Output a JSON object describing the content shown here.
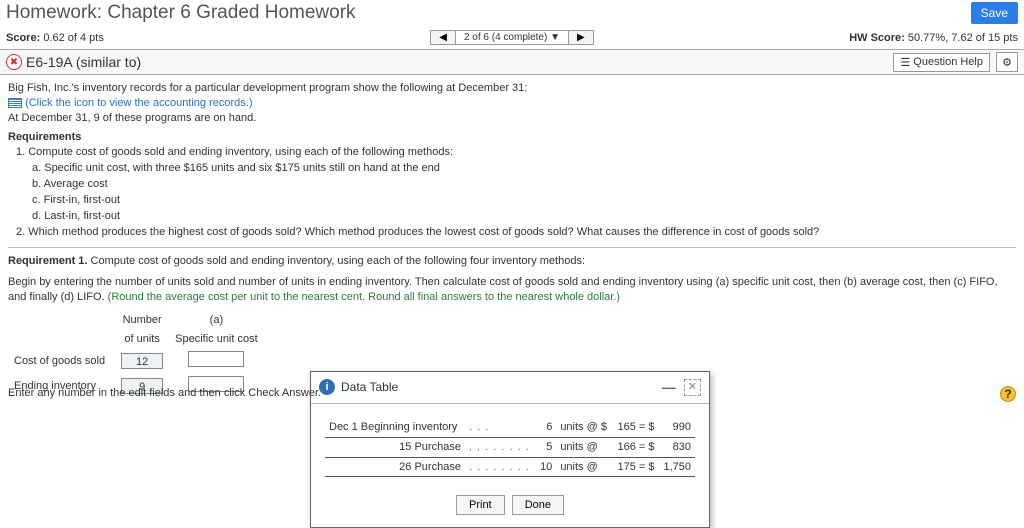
{
  "title": "Homework: Chapter 6 Graded Homework",
  "save": "Save",
  "score_left_label": "Score:",
  "score_left_value": "0.62 of 4 pts",
  "nav_position": "2 of 6 (4 complete) ▼",
  "hw_score_label": "HW Score:",
  "hw_score_value": "50.77%, 7.62 of 15 pts",
  "question_id": "E6-19A (similar to)",
  "question_help": "Question Help",
  "body": {
    "intro": "Big Fish, Inc.'s inventory records for a particular development program show the following at December 31:",
    "link": "(Click the icon to view the accounting records.)",
    "onhand": "At December 31, 9 of these programs are on hand.",
    "req_header": "Requirements",
    "r1": "1. Compute cost of goods sold and ending inventory, using each of the following methods:",
    "r1a": "a. Specific unit cost, with three $165 units and six $175 units still on hand at the end",
    "r1b": "b. Average cost",
    "r1c": "c. First-in, first-out",
    "r1d": "d. Last-in, first-out",
    "r2": "2. Which method produces the highest cost of goods sold? Which method produces the lowest cost of goods sold? What causes the difference in cost of goods sold?",
    "req1": "Requirement 1.",
    "req1_rest": " Compute cost of goods sold and ending inventory, using each of the following four inventory methods:",
    "begin": "Begin by entering the number of units sold and number of units in ending inventory. Then calculate cost of goods sold and ending inventory using (a) specific unit cost, then (b) average cost, then (c) FIFO, and finally (d) LIFO. ",
    "round": "(Round the average cost per unit to the nearest cent. Round all final answers to the nearest whole dollar.)"
  },
  "worktable": {
    "h_number": "Number",
    "h_a": "(a)",
    "h_units": "of units",
    "h_spec": "Specific unit cost",
    "row_cogs": "Cost of goods sold",
    "row_end": "Ending inventory",
    "v_cogs": "12",
    "v_end": "9"
  },
  "popup": {
    "title": "Data Table",
    "rows": [
      {
        "label": "Dec 1 Beginning inventory",
        "dots": ". . .",
        "qty": "6",
        "at": "units @ $",
        "price": "165 = $",
        "total": "990"
      },
      {
        "label": "15 Purchase",
        "dots": ". . . . . . . .",
        "qty": "5",
        "at": "units @",
        "price": "166 = $",
        "total": "830"
      },
      {
        "label": "26 Purchase",
        "dots": ". . . . . . . .",
        "qty": "10",
        "at": "units @",
        "price": "175 = $",
        "total": "1,750"
      }
    ],
    "print": "Print",
    "done": "Done"
  },
  "footer": "Enter any number in the edit fields and then click Check Answer."
}
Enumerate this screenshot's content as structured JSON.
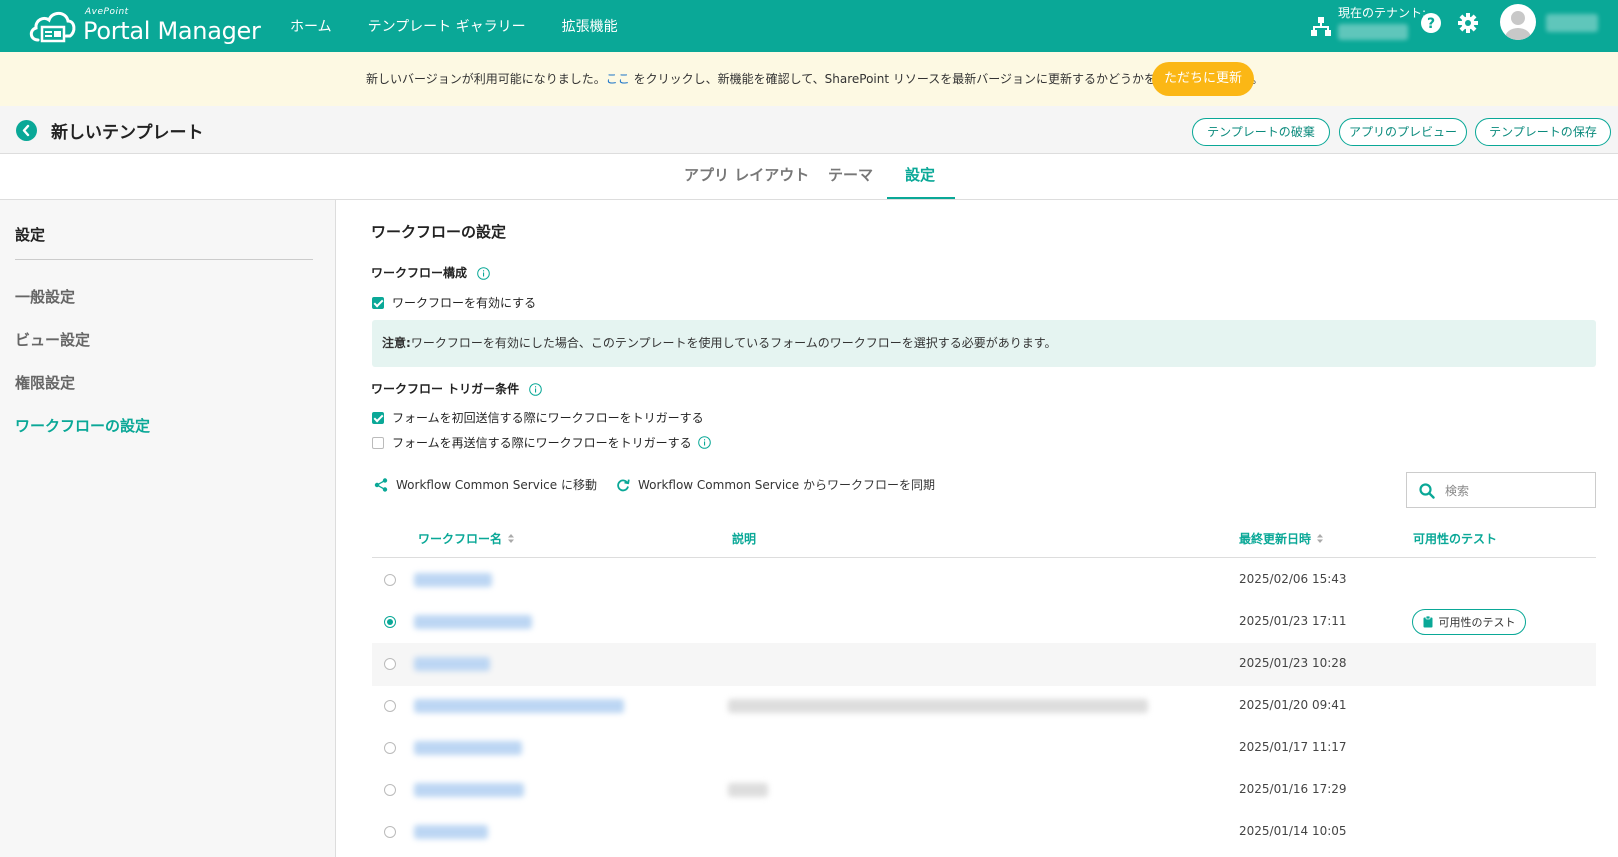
{
  "app": {
    "brand_small": "AvePoint",
    "brand": "Portal Manager"
  },
  "nav": [
    {
      "label": "ホーム"
    },
    {
      "label": "テンプレート ギャラリー"
    },
    {
      "label": "拡張機能"
    }
  ],
  "header": {
    "tenant_label": "現在のテナント:"
  },
  "banner": {
    "text_before": "新しいバージョンが利用可能になりました。",
    "link": "ここ",
    "text_after": " をクリックし、新機能を確認して、SharePoint リソースを最新バージョンに更新するかどうかを決定してください。",
    "button": "ただちに更新"
  },
  "page": {
    "title": "新しいテンプレート",
    "actions": {
      "discard": "テンプレートの破棄",
      "preview": "アプリのプレビュー",
      "save": "テンプレートの保存"
    }
  },
  "tabs": [
    {
      "label": "アプリ レイアウト"
    },
    {
      "label": "テーマ"
    },
    {
      "label": "設定"
    }
  ],
  "sidebar": {
    "heading": "設定",
    "items": [
      {
        "label": "一般設定"
      },
      {
        "label": "ビュー設定"
      },
      {
        "label": "権限設定"
      },
      {
        "label": "ワークフローの設定"
      }
    ]
  },
  "main": {
    "title": "ワークフローの設定",
    "config_title": "ワークフロー構成",
    "enable_label": "ワークフローを有効にする",
    "note_bold": "注意:",
    "note_text": "ワークフローを有効にした場合、このテンプレートを使用しているフォームのワークフローを選択する必要があります。",
    "trigger_title": "ワークフロー トリガー条件",
    "trigger_first": "フォームを初回送信する際にワークフローをトリガーする",
    "trigger_resubmit": "フォームを再送信する際にワークフローをトリガーする",
    "action_move": "Workflow Common Service に移動",
    "action_sync": "Workflow Common Service からワークフローを同期",
    "search_placeholder": "検索"
  },
  "table": {
    "columns": {
      "name": "ワークフロー名",
      "description": "説明",
      "modified": "最終更新日時",
      "test": "可用性のテスト"
    },
    "test_button": "可用性のテスト",
    "rows": [
      {
        "date": "2025/02/06 15:43"
      },
      {
        "date": "2025/01/23 17:11"
      },
      {
        "date": "2025/01/23 10:28"
      },
      {
        "date": "2025/01/20 09:41"
      },
      {
        "date": "2025/01/17 11:17"
      },
      {
        "date": "2025/01/16 17:29"
      },
      {
        "date": "2025/01/14 10:05"
      }
    ]
  },
  "colors": {
    "accent": "#0aa897",
    "banner_bg": "#fdf9e3",
    "update_button": "#fbb715",
    "note_bg": "#e5f4f1"
  }
}
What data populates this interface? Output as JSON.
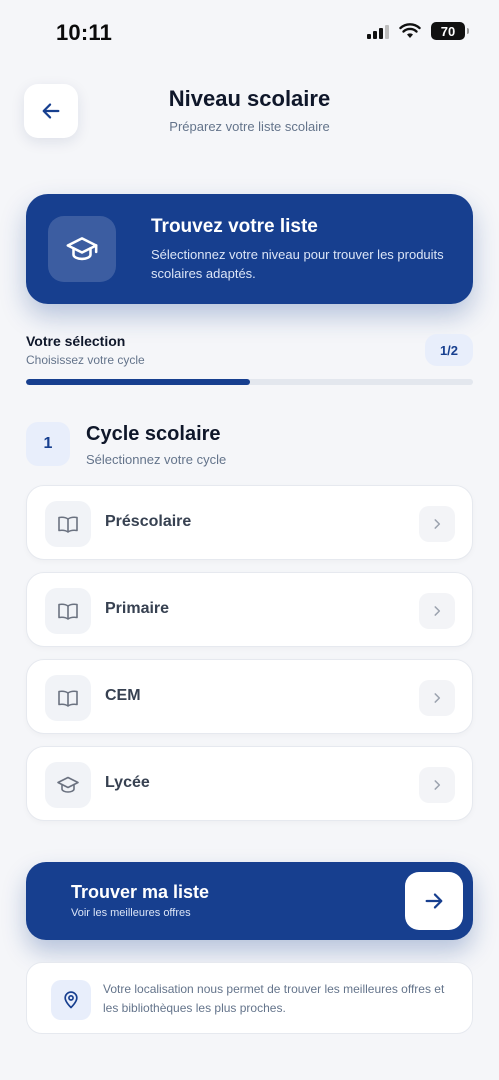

+++++

• _WHAT IS BEING ASKED_: Pick out the lines containing the word "each" and show them.

• _COMPLETE OUTPUT_:
    "r1": "1. Compute cost of goods sold and ending inventory, using each of the following methods:",
    "req1_rest": " Compute cost of goods sold and ending inventory, using each of the following four inventory methods:",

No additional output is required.